## Task prompt
Note how many lines hold "seems" and report that number by itself.

## Supplied information
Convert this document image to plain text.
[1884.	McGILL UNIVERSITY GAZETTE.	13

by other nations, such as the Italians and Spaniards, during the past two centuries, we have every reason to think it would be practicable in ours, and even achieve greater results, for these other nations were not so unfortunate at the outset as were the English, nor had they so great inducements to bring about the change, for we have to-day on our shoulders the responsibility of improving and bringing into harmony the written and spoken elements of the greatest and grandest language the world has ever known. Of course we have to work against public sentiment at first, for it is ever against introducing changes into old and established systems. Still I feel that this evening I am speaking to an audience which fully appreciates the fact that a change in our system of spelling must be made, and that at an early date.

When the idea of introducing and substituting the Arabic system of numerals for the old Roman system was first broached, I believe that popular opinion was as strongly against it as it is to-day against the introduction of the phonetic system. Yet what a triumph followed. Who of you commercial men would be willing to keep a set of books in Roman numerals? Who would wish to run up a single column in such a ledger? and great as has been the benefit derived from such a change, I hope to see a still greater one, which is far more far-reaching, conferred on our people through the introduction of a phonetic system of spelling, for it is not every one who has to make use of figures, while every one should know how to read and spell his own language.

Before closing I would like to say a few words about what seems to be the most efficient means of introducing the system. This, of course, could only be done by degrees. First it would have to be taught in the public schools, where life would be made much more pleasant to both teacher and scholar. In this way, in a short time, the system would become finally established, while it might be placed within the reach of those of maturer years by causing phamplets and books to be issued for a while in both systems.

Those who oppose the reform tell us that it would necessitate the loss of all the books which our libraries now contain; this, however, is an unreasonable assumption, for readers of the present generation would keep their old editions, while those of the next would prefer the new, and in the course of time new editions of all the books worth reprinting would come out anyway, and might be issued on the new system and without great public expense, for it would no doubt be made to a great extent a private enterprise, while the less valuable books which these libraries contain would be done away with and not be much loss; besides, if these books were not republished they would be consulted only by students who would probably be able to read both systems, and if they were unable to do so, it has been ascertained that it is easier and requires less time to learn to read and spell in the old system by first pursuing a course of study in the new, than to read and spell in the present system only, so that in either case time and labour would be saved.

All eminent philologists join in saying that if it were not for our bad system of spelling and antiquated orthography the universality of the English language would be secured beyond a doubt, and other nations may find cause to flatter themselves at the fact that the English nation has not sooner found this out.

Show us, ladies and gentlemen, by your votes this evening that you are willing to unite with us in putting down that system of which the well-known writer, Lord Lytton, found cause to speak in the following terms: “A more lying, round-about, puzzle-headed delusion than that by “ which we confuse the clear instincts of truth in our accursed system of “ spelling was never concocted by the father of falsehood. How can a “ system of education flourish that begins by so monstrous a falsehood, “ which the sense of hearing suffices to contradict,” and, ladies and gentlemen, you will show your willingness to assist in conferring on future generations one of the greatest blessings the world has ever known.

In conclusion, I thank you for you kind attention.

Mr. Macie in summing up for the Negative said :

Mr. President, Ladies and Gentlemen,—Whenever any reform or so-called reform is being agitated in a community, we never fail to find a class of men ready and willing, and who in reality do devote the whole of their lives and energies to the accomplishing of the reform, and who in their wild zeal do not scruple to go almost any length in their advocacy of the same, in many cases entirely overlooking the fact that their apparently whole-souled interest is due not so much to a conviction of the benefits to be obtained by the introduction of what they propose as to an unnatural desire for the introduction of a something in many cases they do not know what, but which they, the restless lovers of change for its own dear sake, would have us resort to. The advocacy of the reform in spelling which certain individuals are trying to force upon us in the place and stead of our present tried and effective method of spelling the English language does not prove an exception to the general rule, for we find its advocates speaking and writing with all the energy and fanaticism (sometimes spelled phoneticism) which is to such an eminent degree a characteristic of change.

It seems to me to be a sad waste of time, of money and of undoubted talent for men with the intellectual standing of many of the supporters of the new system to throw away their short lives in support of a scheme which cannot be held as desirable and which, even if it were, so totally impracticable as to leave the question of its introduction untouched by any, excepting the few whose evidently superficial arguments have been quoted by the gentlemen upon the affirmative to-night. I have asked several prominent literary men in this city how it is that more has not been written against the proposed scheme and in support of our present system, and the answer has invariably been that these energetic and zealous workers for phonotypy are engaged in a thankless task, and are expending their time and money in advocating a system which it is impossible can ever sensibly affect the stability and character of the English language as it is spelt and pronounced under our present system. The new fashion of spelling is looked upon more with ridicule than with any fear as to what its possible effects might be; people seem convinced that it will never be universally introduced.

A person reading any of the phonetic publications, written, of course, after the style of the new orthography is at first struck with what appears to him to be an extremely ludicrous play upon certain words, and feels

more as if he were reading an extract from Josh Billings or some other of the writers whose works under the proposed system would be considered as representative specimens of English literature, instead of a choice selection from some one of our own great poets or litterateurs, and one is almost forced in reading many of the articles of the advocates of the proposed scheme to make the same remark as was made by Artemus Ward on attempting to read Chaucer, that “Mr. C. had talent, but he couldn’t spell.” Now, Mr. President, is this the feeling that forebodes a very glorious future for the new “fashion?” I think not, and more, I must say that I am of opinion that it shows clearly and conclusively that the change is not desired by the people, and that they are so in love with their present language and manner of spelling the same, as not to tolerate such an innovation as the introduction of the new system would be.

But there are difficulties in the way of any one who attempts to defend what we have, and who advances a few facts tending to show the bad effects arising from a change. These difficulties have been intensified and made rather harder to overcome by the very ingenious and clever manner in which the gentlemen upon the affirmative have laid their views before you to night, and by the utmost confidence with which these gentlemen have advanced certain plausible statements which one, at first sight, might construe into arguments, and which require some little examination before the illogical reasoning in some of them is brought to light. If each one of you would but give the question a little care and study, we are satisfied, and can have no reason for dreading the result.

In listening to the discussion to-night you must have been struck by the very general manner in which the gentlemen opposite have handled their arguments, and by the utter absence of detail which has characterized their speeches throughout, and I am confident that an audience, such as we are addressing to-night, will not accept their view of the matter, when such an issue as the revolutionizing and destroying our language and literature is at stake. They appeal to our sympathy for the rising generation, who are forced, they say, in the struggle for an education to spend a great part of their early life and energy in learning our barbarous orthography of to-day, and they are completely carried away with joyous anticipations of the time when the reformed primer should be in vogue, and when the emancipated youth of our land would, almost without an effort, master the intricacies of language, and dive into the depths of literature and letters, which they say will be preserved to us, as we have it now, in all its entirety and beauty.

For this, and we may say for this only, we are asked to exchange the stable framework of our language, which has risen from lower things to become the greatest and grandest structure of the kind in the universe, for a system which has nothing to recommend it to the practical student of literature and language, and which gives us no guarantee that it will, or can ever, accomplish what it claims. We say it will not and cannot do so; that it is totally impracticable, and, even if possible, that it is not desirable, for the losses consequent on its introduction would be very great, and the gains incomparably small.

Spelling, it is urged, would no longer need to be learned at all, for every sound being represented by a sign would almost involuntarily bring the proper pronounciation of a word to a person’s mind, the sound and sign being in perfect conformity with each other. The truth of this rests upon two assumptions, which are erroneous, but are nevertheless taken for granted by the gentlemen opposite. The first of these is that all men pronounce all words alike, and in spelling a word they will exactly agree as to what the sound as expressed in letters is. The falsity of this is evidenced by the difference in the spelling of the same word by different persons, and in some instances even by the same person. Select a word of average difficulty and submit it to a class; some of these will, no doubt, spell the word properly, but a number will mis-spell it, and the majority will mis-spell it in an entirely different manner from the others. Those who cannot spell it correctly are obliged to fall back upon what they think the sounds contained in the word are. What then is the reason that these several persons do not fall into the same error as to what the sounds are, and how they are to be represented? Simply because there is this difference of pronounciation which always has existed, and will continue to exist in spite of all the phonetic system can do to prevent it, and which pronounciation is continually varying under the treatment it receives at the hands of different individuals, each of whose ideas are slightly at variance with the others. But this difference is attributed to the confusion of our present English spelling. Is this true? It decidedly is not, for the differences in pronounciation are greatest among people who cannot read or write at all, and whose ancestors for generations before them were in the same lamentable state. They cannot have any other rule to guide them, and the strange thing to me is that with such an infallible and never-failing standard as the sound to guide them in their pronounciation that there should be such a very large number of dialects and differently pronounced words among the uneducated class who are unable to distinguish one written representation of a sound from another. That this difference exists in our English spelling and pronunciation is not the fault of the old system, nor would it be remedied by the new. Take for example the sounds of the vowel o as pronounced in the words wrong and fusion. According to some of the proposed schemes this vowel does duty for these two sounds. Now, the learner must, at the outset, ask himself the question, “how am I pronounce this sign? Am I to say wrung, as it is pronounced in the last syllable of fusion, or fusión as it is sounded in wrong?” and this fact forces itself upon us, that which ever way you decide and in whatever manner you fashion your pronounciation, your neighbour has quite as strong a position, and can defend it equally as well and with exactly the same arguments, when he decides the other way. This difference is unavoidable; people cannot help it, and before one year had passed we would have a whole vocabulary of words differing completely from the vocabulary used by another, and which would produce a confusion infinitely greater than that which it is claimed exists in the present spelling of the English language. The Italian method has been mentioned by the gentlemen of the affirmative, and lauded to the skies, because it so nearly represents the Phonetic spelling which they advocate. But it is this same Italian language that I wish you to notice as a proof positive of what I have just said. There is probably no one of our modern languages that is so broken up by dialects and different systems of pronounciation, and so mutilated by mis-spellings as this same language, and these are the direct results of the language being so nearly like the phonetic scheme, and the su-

## Solution to the exercise
2